Excerpted passage:
○ ○ ○ ○ ○

As the world went Oz-daft in the autumn of 2000, Sydney was Marion Jones's stage. On the balmy nights out in Homebush, she did not disappoint, taking three gold and two silver medals. But even those glittering weeks were troubled. Her husband, the hulking, scowling shot-put champion CJ Hunter, had tested positive four times for substance abuse. Jones gave a hasty press conference, defending her man but distancing herself from his actions.

For us journalists in that room, watching Jones play dumb to the contents of the big guy's medical cabinet was an uncomfortable experience. And of course the dots were connected. It did not go unnoticed that Johnnie Cochrane, the man who had defended OJ Simpson, was in the room. Old reports resurfaced of how Cochrane had defended Jones way back in 1991, when she was just a kid on the rise and missed an out-of-competition drug test.

But on the track, Jones moved like dropped mercury and the Australian crowd were so warm and appreciative that those races looked magical and people willed them to be true.

At best, Jones had a year to enjoy her status as the first lady of world athletics. After Sydney, the decline was breathtaking. In Edmonton in 2001, the unimaginable happened: Jones was beaten in a sprint. The new world champion was a 28-year-old Ukrainian, Zhanna Pintusevich-Block.

○ ○ ○ ○ ○

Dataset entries
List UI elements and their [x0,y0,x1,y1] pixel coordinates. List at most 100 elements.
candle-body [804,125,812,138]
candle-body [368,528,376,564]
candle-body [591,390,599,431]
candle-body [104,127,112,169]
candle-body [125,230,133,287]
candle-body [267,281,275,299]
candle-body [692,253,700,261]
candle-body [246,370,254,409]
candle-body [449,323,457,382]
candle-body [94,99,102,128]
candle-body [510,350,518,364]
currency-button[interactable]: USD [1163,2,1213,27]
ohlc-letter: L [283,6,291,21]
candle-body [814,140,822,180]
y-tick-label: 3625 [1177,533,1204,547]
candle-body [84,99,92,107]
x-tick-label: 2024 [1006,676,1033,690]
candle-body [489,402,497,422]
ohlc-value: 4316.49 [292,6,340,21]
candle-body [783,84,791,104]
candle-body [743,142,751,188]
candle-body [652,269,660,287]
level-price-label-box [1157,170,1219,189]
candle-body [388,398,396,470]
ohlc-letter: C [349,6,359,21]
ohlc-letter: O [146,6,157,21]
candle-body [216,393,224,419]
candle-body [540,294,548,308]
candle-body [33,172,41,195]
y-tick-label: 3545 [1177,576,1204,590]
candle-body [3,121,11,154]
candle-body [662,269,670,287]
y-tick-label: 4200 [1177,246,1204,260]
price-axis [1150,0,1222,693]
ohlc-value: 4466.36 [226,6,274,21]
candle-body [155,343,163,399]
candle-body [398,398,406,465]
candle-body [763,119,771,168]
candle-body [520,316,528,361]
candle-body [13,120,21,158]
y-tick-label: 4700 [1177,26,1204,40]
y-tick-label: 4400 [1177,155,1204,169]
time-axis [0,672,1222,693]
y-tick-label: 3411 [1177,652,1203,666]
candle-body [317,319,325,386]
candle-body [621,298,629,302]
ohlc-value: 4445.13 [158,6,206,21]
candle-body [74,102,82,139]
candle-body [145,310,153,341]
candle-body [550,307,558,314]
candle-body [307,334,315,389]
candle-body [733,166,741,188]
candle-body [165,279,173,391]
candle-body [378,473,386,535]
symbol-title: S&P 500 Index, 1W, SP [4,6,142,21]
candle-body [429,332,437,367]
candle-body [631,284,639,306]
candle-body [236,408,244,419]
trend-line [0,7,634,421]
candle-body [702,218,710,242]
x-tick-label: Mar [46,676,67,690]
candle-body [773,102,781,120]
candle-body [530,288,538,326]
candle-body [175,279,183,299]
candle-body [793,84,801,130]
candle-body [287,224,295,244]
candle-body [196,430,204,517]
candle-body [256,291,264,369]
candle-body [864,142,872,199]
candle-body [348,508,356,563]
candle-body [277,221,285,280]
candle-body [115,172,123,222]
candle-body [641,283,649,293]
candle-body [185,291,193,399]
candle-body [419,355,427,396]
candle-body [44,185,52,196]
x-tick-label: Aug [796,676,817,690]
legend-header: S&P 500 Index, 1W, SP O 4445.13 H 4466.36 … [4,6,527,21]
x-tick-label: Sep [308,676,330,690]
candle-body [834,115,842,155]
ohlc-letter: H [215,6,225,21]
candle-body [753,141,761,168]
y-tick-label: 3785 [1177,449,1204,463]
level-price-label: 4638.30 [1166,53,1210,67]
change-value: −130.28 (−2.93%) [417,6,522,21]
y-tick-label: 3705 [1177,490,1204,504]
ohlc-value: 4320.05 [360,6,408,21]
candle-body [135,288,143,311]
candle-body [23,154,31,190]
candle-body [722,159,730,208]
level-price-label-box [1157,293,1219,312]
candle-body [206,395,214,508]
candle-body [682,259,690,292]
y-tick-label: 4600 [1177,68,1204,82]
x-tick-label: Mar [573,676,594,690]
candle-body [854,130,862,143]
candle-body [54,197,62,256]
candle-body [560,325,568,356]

○ ○ ○ ○ ○

Copy the stretch of the Marion Jones passage from "For us journalists" through "out-of-competition drug test.", swapping "journalists" for "reporters". The listing is separate material and does not relate to the text about Marion Jones.

Expected answer:
For us reporters in that room, watching Jones play dumb to the contents of the big guy's medical cabinet was an uncomfortable experience. And of course the dots were connected. It did not go unnoticed that Johnnie Cochrane, the man who had defended OJ Simpson, was in the room. Old reports resurfaced of how Cochrane had defended Jones way back in 1991, when she was just a kid on the rise and missed an out-of-competition drug test.